+++ TASK MATERIAL

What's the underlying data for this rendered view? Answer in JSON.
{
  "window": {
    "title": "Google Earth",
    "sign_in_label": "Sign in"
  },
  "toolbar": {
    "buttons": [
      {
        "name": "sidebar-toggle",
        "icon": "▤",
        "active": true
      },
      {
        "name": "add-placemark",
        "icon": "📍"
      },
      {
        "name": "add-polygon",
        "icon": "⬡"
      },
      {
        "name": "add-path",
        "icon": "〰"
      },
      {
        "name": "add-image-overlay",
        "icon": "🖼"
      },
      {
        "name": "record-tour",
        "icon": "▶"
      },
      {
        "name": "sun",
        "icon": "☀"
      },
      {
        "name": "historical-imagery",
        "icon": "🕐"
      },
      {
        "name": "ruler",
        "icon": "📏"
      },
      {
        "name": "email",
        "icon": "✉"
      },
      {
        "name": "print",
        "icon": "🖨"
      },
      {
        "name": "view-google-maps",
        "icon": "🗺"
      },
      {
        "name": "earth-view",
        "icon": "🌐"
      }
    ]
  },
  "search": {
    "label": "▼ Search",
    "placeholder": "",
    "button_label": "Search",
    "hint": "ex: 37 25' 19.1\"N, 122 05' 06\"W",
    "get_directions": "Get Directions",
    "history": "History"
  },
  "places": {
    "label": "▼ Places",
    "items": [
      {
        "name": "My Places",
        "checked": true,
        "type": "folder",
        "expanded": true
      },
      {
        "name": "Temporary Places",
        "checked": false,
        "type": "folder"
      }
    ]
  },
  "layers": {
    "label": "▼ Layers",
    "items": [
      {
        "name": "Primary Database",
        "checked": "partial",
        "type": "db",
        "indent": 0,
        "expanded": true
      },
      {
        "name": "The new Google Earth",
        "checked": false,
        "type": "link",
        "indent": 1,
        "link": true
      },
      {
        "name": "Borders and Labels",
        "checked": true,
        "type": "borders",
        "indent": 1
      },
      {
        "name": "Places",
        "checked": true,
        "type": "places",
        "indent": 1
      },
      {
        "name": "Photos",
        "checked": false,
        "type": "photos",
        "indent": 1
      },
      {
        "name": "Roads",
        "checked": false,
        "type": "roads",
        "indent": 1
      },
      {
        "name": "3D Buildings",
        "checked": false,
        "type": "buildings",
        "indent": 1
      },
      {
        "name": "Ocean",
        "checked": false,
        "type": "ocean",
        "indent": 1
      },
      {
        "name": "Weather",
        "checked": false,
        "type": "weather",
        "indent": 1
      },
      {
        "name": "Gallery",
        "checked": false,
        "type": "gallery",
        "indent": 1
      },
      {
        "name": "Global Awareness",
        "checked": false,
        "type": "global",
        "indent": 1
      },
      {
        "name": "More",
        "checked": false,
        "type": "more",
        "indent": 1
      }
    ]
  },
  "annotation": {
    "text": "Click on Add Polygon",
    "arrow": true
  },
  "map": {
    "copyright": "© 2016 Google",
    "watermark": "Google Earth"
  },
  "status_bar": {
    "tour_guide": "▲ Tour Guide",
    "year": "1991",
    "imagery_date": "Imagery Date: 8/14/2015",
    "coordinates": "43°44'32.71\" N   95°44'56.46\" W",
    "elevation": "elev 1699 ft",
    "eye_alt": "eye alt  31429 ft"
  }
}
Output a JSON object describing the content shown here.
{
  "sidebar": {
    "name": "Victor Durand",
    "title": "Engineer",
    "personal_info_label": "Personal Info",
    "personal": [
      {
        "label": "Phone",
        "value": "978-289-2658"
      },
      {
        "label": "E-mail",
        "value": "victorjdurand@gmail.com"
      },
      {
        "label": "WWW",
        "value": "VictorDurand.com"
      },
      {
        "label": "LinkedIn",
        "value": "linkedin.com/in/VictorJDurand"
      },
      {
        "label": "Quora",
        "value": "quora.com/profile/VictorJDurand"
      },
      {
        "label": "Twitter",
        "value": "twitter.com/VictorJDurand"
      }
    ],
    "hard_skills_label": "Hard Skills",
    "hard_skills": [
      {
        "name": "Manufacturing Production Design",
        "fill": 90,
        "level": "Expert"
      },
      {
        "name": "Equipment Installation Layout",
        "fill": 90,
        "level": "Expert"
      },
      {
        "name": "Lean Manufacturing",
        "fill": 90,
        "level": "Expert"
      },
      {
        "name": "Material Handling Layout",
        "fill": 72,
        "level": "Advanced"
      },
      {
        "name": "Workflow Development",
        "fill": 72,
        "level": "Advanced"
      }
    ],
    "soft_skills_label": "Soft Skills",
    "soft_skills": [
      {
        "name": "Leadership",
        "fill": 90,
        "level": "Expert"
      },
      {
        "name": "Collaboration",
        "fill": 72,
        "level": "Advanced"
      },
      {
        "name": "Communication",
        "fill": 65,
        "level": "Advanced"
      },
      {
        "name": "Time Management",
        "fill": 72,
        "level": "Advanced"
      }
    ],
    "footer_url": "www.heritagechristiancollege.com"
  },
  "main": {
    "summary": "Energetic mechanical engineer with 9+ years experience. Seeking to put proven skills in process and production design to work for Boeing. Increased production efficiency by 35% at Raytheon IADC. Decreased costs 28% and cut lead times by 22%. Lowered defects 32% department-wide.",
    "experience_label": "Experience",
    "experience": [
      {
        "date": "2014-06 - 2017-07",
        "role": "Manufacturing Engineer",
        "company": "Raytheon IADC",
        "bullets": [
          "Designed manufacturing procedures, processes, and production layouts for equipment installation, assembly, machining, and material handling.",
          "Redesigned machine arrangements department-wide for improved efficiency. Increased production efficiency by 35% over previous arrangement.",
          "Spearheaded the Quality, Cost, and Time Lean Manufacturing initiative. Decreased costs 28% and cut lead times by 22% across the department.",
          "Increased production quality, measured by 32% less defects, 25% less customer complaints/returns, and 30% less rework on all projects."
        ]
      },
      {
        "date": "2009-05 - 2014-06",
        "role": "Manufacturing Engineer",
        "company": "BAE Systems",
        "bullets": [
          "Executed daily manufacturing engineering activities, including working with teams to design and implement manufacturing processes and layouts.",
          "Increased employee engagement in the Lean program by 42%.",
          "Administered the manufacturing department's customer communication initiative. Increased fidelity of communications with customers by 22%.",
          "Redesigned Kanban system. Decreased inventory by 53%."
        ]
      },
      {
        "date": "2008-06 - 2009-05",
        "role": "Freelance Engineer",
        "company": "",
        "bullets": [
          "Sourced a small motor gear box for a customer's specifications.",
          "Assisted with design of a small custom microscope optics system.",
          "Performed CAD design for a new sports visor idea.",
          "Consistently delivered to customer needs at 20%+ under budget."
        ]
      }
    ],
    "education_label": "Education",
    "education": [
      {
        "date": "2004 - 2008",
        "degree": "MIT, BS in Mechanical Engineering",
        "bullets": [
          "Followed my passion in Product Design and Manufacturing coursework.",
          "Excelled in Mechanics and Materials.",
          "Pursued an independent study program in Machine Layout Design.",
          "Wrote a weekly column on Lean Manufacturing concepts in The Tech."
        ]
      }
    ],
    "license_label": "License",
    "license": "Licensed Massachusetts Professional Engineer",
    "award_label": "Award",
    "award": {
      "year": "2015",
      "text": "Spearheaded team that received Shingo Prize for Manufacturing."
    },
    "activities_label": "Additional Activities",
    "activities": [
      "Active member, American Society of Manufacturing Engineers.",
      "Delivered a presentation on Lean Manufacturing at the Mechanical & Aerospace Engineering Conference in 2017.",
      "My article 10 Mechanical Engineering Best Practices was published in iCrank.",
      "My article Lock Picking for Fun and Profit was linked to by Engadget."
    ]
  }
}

++++++

[TASK TO COMPLETE] Search the records for the word "wide", then list every line that has it.

[EXERCISE RESULT]
    "summary": "Energetic mechanical engineer with 9+ years experience. Seeking to put proven skills in process and production design to work for Boeing. Increased production efficiency by 35% at Raytheon IADC. Decreased costs 28% and cut lead times by 22%. Lowered defects 32% department-wide.",
          "Redesigned machine arrangements department-wide for improved efficiency. Increased production efficiency by 35% over previous arrangement.",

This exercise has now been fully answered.